- _What the exercise asks_: Retype the entire Bicleaner AI page below, word for word.

───── Text excerpt

Skip to content

bitextor/bicleaner-ai

Folders and files

NameName
Last commit message
Last commit date

Latest commit

 
 
 
 
 
 
 
 
 
 
 
 
 
 
 
 
 
 
 

Repository files navigation

Bicleaner AI

License

Bicleaner AI (bicleaner-ai-classify) is a tool in Python that aims at detecting noisy sentence pairs in a parallel corpus. It indicates the likelihood of a pair of sentences being mutual translations (with a value near to 1) or not (with a value near to 0). Sentence pairs considered very noisy are scored with 0.

Although a training tool (bicleaner-ai-train) is provided, you may want to use the available ready-to-use language packages. Please, use bicleaner-ai-download to download the latest language packages or visit the Github releases for lite models and Hugging Face Hub for full models since v2.0. Visit our docs for a detailed example on Bicleaner training.

If you find Bicleaner AI useful, please consider citing us.

What is New?

v3.0.0 Improving Multilinguality!

New improved multilingual models for zero-shot classification.

──────────
───── Supplied records

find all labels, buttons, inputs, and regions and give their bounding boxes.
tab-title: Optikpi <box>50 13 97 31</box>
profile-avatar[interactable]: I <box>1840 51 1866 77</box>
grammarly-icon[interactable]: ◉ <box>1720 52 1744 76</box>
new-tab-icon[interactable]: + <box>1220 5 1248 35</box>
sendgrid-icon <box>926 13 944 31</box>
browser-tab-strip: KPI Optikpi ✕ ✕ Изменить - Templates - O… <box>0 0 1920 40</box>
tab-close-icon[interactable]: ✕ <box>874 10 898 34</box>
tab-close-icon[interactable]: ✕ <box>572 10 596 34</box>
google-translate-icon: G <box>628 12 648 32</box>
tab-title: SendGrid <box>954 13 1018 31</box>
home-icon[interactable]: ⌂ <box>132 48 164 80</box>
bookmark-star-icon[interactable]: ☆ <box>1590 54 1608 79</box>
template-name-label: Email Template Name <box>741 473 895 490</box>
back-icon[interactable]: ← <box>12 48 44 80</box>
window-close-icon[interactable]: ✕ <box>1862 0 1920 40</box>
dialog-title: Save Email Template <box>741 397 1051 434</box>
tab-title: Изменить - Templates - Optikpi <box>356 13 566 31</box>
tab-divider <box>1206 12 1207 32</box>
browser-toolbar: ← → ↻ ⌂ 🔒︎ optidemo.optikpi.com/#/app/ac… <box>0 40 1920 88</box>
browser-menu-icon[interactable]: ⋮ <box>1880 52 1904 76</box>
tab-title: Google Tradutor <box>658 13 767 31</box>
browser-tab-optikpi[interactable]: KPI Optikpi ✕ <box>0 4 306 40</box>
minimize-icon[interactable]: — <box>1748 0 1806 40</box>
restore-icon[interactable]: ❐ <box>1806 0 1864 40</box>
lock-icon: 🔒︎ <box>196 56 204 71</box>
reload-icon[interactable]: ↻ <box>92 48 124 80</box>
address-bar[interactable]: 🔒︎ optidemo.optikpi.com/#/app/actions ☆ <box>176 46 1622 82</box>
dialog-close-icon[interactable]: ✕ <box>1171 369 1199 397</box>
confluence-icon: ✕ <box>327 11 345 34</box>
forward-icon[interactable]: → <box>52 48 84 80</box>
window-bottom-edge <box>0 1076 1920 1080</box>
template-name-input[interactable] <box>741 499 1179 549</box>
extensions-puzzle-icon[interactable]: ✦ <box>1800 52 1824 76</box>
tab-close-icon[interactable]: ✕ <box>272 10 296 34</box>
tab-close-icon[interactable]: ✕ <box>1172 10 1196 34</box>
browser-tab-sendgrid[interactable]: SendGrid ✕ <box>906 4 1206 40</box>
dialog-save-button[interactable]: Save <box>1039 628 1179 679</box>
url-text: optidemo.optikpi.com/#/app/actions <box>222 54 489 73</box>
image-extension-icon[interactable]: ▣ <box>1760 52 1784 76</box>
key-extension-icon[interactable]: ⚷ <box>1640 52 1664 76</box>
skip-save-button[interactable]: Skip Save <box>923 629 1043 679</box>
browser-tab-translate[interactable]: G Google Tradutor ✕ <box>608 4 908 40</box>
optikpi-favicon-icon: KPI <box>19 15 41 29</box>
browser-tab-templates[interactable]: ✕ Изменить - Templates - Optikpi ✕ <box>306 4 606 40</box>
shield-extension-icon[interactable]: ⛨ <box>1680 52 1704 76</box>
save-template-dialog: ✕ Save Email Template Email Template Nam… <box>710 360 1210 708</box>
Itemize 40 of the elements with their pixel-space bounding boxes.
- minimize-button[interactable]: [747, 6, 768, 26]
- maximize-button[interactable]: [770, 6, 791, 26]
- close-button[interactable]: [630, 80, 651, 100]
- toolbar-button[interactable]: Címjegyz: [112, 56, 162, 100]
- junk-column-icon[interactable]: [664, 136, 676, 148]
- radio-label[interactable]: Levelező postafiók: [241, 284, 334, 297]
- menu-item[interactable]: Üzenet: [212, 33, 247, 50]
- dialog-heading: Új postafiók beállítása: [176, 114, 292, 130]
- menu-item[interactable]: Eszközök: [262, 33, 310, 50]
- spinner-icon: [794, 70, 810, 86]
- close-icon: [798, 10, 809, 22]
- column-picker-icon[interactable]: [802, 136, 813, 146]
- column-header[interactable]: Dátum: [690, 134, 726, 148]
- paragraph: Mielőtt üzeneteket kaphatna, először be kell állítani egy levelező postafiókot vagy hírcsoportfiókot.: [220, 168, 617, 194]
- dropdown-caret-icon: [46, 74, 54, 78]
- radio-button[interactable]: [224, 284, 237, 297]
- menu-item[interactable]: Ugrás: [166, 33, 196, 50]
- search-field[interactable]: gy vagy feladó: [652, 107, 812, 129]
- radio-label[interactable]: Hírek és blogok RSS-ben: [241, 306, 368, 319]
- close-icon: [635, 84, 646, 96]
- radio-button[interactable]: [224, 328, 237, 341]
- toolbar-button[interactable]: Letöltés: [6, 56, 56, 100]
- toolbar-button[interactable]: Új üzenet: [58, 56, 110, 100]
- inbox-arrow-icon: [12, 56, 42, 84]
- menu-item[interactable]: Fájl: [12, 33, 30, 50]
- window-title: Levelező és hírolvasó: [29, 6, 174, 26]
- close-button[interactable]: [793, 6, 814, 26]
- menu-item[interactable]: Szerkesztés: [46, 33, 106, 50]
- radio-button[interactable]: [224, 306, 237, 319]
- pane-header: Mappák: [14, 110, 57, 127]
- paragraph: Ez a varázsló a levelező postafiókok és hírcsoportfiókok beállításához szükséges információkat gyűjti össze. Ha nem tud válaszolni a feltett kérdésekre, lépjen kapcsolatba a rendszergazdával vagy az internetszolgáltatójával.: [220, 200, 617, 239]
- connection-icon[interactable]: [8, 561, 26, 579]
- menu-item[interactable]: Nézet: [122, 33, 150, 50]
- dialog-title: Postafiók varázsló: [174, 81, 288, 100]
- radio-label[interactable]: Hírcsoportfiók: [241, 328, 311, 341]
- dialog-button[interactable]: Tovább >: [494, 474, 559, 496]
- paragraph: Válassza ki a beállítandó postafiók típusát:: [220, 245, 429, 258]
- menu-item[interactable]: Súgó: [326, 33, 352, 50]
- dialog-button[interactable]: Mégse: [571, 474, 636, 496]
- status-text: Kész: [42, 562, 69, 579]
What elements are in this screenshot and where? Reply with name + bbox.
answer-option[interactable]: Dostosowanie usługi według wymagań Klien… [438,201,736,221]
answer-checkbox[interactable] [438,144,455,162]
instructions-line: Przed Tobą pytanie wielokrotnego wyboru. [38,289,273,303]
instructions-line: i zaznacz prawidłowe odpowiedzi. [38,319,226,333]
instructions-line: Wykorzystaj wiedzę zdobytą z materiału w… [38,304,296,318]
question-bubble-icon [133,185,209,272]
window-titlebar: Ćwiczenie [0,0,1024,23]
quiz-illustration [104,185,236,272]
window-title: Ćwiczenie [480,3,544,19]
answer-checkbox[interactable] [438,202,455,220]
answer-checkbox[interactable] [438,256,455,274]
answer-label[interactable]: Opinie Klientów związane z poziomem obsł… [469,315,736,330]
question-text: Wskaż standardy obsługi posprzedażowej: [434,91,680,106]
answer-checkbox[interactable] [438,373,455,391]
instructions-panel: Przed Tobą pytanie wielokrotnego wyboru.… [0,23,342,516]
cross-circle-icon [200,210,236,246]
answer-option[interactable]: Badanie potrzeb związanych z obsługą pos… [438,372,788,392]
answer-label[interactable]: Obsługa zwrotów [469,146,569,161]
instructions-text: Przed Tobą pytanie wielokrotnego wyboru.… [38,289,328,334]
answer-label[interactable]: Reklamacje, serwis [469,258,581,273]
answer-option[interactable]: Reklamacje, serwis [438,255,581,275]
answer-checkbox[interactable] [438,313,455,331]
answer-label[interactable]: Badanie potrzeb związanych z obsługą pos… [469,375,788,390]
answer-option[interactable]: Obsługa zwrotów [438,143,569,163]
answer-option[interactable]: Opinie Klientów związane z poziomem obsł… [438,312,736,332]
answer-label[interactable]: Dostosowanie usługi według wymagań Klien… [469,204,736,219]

──────────

- _Answer_:
Skip to content

bitextor/bicleaner-ai

Folders and files

NameName
Last commit message
Last commit date

Latest commit

 
 
 
 
 
 
 
 
 
 
 
 
 
 
 
 
 
 
 

Repository files navigation

Bicleaner AI

License

Bicleaner AI (bicleaner-ai-classify) is a tool in Python that aims at detecting noisy sentence pairs in a parallel corpus. It indicates the likelihood of a pair of sentences being mutual translations (with a value near to 1) or not (with a value near to 0). Sentence pairs considered very noisy are scored with 0.

Although a training tool (bicleaner-ai-train) is provided, you may want to use the available ready-to-use language packages. Please, use bicleaner-ai-download to download the latest language packages or visit the Github releases for lite models and Hugging Face Hub for full models since v2.0. Visit our docs for a detailed example on Bicleaner training.

If you find Bicleaner AI useful, please consider citing us.

What is New?

v3.0.0 Improving Multilinguality!

New improved multilingual models for zero-shot classification.